## begin EXERCISE MATERIALS

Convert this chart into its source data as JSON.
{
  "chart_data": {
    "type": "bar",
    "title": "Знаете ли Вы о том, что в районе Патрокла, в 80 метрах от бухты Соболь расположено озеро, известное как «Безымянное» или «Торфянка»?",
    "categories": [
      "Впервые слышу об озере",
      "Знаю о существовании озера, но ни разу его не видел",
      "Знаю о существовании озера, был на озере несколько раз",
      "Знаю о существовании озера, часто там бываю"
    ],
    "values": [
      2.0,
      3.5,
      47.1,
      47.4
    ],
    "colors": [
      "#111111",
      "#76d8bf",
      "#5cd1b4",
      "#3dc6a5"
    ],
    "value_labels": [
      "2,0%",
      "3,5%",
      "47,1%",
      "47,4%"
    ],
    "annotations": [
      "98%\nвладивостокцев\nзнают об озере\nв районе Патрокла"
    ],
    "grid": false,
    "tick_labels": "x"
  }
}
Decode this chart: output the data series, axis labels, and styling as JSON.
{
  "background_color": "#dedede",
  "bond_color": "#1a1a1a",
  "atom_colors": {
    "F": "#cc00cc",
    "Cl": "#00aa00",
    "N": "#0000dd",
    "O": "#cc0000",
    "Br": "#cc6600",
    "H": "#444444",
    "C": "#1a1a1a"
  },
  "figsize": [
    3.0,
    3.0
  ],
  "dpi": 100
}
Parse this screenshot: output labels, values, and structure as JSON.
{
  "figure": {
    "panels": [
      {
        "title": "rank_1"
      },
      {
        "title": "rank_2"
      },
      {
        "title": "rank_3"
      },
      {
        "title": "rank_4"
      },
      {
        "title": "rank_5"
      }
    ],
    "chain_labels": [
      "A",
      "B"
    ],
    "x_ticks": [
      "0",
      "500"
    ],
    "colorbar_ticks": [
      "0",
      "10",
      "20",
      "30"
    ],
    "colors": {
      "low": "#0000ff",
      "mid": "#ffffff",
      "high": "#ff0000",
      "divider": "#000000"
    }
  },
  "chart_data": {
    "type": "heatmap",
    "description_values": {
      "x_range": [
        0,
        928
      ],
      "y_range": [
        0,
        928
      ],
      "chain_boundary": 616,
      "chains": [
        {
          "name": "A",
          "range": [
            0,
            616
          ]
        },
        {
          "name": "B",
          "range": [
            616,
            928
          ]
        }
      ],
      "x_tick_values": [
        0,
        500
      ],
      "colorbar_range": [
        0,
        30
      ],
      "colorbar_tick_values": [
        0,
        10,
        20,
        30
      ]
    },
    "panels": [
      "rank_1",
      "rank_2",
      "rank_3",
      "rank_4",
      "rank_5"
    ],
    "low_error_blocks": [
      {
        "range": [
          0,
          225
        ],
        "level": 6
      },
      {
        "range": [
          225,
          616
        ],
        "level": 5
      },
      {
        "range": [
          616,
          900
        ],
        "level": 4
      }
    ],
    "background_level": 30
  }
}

## end EXERCISE MATERIALS

■ **SET TASK**:
Return all of the data word for word.

■ **EXERCISE RESULT**:
Convert this chart into its source data as JSON.
{
  "chart_data": {
    "type": "bar",
    "title": "Знаете ли Вы о том, что в районе Патрокла, в 80 метрах от бухты Соболь расположено озеро, известное как «Безымянное» или «Торфянка»?",
    "categories": [
      "Впервые слышу об озере",
      "Знаю о существовании озера, но ни разу его не видел",
      "Знаю о существовании озера, был на озере несколько раз",
      "Знаю о существовании озера, часто там бываю"
    ],
    "values": [
      2.0,
      3.5,
      47.1,
      47.4
    ],
    "colors": [
      "#111111",
      "#76d8bf",
      "#5cd1b4",
      "#3dc6a5"
    ],
    "value_labels": [
      "2,0%",
      "3,5%",
      "47,1%",
      "47,4%"
    ],
    "annotations": [
      "98%\nвладивостокцев\nзнают об озере\nв районе Патрокла"
    ],
    "grid": false,
    "tick_labels": "x"
  }
}
Decode this chart: output the data series, axis labels, and styling as JSON.
{
  "background_color": "#dedede",
  "bond_color": "#1a1a1a",
  "atom_colors": {
    "F": "#cc00cc",
    "Cl": "#00aa00",
    "N": "#0000dd",
    "O": "#cc0000",
    "Br": "#cc6600",
    "H": "#444444",
    "C": "#1a1a1a"
  },
  "figsize": [
    3.0,
    3.0
  ],
  "dpi": 100
}
Parse this screenshot: output labels, values, and structure as JSON.
{
  "figure": {
    "panels": [
      {
        "title": "rank_1"
      },
      {
        "title": "rank_2"
      },
      {
        "title": "rank_3"
      },
      {
        "title": "rank_4"
      },
      {
        "title": "rank_5"
      }
    ],
    "chain_labels": [
      "A",
      "B"
    ],
    "x_ticks": [
      "0",
      "500"
    ],
    "colorbar_ticks": [
      "0",
      "10",
      "20",
      "30"
    ],
    "colors": {
      "low": "#0000ff",
      "mid": "#ffffff",
      "high": "#ff0000",
      "divider": "#000000"
    }
  },
  "chart_data": {
    "type": "heatmap",
    "description_values": {
      "x_range": [
        0,
        928
      ],
      "y_range": [
        0,
        928
      ],
      "chain_boundary": 616,
      "chains": [
        {
          "name": "A",
          "range": [
            0,
            616
          ]
        },
        {
          "name": "B",
          "range": [
            616,
            928
          ]
        }
      ],
      "x_tick_values": [
        0,
        500
      ],
      "colorbar_range": [
        0,
        30
      ],
      "colorbar_tick_values": [
        0,
        10,
        20,
        30
      ]
    },
    "panels": [
      "rank_1",
      "rank_2",
      "rank_3",
      "rank_4",
      "rank_5"
    ],
    "low_error_blocks": [
      {
        "range": [
          0,
          225
        ],
        "level": 6
      },
      {
        "range": [
          225,
          616
        ],
        "level": 5
      },
      {
        "range": [
          616,
          900
        ],
        "level": 4
      }
    ],
    "background_level": 30
  }
}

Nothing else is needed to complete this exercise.